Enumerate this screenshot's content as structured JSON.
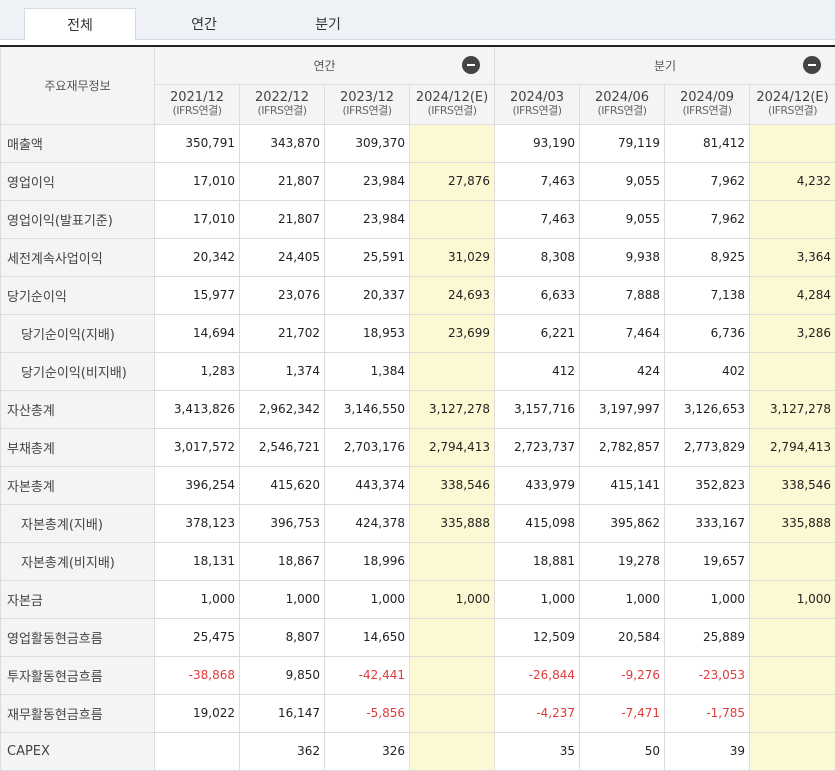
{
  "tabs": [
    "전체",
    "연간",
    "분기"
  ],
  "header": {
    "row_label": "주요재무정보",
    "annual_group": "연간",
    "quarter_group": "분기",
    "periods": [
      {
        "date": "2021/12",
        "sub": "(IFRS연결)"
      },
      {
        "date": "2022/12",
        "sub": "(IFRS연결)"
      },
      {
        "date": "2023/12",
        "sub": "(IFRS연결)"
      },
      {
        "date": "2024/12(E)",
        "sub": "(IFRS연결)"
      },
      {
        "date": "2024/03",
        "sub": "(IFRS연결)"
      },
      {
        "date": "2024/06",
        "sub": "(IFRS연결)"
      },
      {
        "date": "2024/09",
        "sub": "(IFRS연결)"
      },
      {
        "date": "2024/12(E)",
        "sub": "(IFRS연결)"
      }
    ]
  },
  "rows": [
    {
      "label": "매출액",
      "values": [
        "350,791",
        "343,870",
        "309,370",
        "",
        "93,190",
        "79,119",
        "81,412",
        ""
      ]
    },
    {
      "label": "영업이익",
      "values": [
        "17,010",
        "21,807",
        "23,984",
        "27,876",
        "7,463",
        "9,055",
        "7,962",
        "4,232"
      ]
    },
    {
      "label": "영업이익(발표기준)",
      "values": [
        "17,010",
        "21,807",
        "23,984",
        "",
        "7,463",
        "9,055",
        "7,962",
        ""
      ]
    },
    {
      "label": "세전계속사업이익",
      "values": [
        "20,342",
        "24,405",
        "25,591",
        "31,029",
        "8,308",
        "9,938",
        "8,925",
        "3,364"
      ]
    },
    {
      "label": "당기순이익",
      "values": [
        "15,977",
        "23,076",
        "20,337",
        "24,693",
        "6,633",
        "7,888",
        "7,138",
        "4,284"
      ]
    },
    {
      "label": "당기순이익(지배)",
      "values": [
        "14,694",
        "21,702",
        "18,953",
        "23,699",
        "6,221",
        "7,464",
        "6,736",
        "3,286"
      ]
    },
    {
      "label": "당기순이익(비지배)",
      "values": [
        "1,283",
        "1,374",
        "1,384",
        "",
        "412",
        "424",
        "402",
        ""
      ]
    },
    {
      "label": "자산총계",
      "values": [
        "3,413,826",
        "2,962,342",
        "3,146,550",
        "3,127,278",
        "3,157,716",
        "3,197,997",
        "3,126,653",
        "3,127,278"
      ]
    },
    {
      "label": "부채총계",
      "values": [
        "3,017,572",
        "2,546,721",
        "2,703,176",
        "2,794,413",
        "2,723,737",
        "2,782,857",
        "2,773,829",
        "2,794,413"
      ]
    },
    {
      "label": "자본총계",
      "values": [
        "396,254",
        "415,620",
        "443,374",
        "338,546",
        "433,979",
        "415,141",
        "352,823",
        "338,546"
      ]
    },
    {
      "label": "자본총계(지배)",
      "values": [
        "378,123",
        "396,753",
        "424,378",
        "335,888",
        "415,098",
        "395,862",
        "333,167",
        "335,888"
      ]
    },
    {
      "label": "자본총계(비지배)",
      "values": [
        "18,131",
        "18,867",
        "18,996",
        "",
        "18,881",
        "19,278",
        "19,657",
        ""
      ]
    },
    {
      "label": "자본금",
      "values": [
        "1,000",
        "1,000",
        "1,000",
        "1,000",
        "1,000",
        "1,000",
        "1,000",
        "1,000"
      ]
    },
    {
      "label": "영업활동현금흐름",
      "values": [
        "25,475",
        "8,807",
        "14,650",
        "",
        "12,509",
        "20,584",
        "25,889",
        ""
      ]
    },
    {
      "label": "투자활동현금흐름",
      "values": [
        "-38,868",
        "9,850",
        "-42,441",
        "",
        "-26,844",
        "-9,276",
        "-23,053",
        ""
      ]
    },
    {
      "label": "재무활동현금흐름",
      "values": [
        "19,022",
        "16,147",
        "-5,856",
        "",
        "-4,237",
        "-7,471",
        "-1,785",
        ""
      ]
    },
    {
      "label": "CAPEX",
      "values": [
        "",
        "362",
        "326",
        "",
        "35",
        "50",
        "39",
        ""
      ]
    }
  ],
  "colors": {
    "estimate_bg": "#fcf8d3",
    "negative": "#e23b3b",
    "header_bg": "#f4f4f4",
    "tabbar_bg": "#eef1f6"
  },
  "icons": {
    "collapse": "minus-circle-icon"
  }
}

════════════════

Exercise brief = Locate each line with the word "date" and copy it.

Task response =
        "date": "2021/12",
        "date": "2022/12",
        "date": "2023/12",
        "date": "2024/12(E)",
        "date": "2024/03",
        "date": "2024/06",
        "date": "2024/09",
        "date": "2024/12(E)",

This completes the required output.